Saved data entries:
::::::::::

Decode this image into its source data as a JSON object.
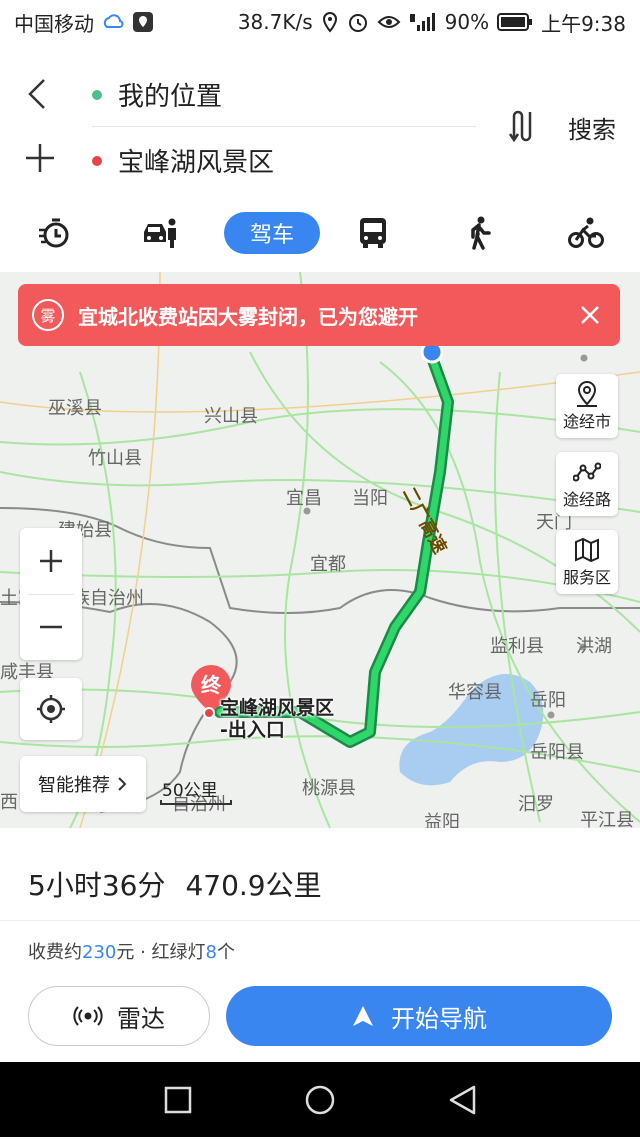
{
  "status": {
    "carrier": "中国移动",
    "speed": "38.7K/s",
    "battery": "90%",
    "time": "上午9:38"
  },
  "route": {
    "from": "我的位置",
    "to": "宝峰湖风景区",
    "from_dot_color": "#4cc08a",
    "to_dot_color": "#e8434a",
    "search_label": "搜索"
  },
  "modes": {
    "active_label": "驾车",
    "items": [
      "timer-icon",
      "car-taxi-icon",
      "drive",
      "bus-icon",
      "walk-icon",
      "bike-icon"
    ]
  },
  "map": {
    "fog_badge": "雾",
    "fog_text": "宜城北收费站因大雾封闭，已为您避开",
    "side": [
      "途经市",
      "途经路",
      "服务区"
    ],
    "smart_recommend": "智能推荐",
    "scale": "50公里",
    "dest_pin_label": "终",
    "dest_name_line1": "宝峰湖风景区",
    "dest_name_line2": "-出入口",
    "road_label": "二广高速",
    "place_labels": {
      "wuxi": "巫溪县",
      "xingshan": "兴山县",
      "zhushan": "竹山县",
      "jianshi": "建始县",
      "zizhizhou": "土家族苗族自治州",
      "yichang": "宜昌",
      "dangyang": "当阳",
      "yidu": "宜都",
      "tianmen": "天门",
      "jianli": "监利县",
      "honghu": "洪湖",
      "huarong": "华容县",
      "yueyang": "岳阳",
      "yueyangxian": "岳阳县",
      "taoyuan": "桃源县",
      "miluo": "汨罗",
      "pingjiang": "平江县",
      "yiyang": "益阳",
      "xianfeng": "咸丰县",
      "zizhi2": "自治州",
      "west": "西"
    },
    "route_color": "#26b55e",
    "traffic_color": "#2fd66a"
  },
  "summary": {
    "duration": "5小时36分",
    "distance": "470.9公里",
    "toll_prefix": "收费约",
    "toll_amount": "230",
    "toll_suffix": "元 · 红绿灯",
    "lights": "8",
    "lights_suffix": "个",
    "radar_label": "雷达",
    "nav_label": "开始导航"
  }
}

::::::::::

**Given instruction**
Quote the entries above word for word. Leave the images out.

**Output below**
Decode this image into its source data as a JSON object.
{
  "status": {
    "carrier": "中国移动",
    "speed": "38.7K/s",
    "battery": "90%",
    "time": "上午9:38"
  },
  "route": {
    "from": "我的位置",
    "to": "宝峰湖风景区",
    "from_dot_color": "#4cc08a",
    "to_dot_color": "#e8434a",
    "search_label": "搜索"
  },
  "modes": {
    "active_label": "驾车",
    "items": [
      "timer-icon",
      "car-taxi-icon",
      "drive",
      "bus-icon",
      "walk-icon",
      "bike-icon"
    ]
  },
  "map": {
    "fog_badge": "雾",
    "fog_text": "宜城北收费站因大雾封闭，已为您避开",
    "side": [
      "途经市",
      "途经路",
      "服务区"
    ],
    "smart_recommend": "智能推荐",
    "scale": "50公里",
    "dest_pin_label": "终",
    "dest_name_line1": "宝峰湖风景区",
    "dest_name_line2": "-出入口",
    "road_label": "二广高速",
    "place_labels": {
      "wuxi": "巫溪县",
      "xingshan": "兴山县",
      "zhushan": "竹山县",
      "jianshi": "建始县",
      "zizhizhou": "土家族苗族自治州",
      "yichang": "宜昌",
      "dangyang": "当阳",
      "yidu": "宜都",
      "tianmen": "天门",
      "jianli": "监利县",
      "honghu": "洪湖",
      "huarong": "华容县",
      "yueyang": "岳阳",
      "yueyangxian": "岳阳县",
      "taoyuan": "桃源县",
      "miluo": "汨罗",
      "pingjiang": "平江县",
      "yiyang": "益阳",
      "xianfeng": "咸丰县",
      "zizhi2": "自治州",
      "west": "西"
    },
    "route_color": "#26b55e",
    "traffic_color": "#2fd66a"
  },
  "summary": {
    "duration": "5小时36分",
    "distance": "470.9公里",
    "toll_prefix": "收费约",
    "toll_amount": "230",
    "toll_suffix": "元 · 红绿灯",
    "lights": "8",
    "lights_suffix": "个",
    "radar_label": "雷达",
    "nav_label": "开始导航"
  }
}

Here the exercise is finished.